Output each entry exactly; skip nothing.
##### Records for this task #####
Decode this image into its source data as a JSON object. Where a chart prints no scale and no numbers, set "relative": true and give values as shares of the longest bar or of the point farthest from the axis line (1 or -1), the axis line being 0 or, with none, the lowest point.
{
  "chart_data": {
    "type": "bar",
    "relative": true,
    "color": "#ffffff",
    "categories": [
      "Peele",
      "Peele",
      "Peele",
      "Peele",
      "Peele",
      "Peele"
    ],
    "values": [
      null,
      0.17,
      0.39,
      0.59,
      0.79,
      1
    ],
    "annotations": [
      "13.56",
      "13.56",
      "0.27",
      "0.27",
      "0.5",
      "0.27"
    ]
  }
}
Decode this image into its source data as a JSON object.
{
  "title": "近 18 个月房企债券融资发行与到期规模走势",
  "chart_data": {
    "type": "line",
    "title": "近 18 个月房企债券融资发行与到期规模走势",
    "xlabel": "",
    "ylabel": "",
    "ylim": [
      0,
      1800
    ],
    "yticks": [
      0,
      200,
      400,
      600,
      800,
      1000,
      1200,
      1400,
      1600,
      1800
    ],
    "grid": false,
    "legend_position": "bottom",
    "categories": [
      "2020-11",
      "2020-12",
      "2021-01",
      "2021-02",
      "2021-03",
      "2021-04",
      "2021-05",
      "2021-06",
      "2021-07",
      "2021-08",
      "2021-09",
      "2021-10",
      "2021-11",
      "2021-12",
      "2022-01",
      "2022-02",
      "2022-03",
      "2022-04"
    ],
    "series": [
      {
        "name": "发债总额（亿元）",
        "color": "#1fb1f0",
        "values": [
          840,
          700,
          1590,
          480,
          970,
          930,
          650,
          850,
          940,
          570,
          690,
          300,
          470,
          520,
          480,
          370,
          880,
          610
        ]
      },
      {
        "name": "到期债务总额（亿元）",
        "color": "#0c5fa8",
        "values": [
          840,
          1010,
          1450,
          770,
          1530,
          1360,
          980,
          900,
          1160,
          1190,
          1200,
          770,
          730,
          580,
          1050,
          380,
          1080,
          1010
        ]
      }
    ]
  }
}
#####
* Task output *
Decode this image into its source data as a JSON object. Where a chart prints no scale and no numbers, set "relative": true and give values as shares of the longest bar or of the point farthest from the axis line (1 or -1), the axis line being 0 or, with none, the lowest point.
{
  "chart_data": {
    "type": "bar",
    "relative": true,
    "color": "#ffffff",
    "categories": [
      "Peele",
      "Peele",
      "Peele",
      "Peele",
      "Peele",
      "Peele"
    ],
    "values": [
      null,
      0.17,
      0.39,
      0.59,
      0.79,
      1
    ],
    "annotations": [
      "13.56",
      "13.56",
      "0.27",
      "0.27",
      "0.5",
      "0.27"
    ]
  }
}
Decode this image into its source data as a JSON object.
{
  "title": "近 18 个月房企债券融资发行与到期规模走势",
  "chart_data": {
    "type": "line",
    "title": "近 18 个月房企债券融资发行与到期规模走势",
    "xlabel": "",
    "ylabel": "",
    "ylim": [
      0,
      1800
    ],
    "yticks": [
      0,
      200,
      400,
      600,
      800,
      1000,
      1200,
      1400,
      1600,
      1800
    ],
    "grid": false,
    "legend_position": "bottom",
    "categories": [
      "2020-11",
      "2020-12",
      "2021-01",
      "2021-02",
      "2021-03",
      "2021-04",
      "2021-05",
      "2021-06",
      "2021-07",
      "2021-08",
      "2021-09",
      "2021-10",
      "2021-11",
      "2021-12",
      "2022-01",
      "2022-02",
      "2022-03",
      "2022-04"
    ],
    "series": [
      {
        "name": "发债总额（亿元）",
        "color": "#1fb1f0",
        "values": [
          840,
          700,
          1590,
          480,
          970,
          930,
          650,
          850,
          940,
          570,
          690,
          300,
          470,
          520,
          480,
          370,
          880,
          610
        ]
      },
      {
        "name": "到期债务总额（亿元）",
        "color": "#0c5fa8",
        "values": [
          840,
          1010,
          1450,
          770,
          1530,
          1360,
          980,
          900,
          1160,
          1190,
          1200,
          770,
          730,
          580,
          1050,
          380,
          1080,
          1010
        ]
      }
    ]
  }
}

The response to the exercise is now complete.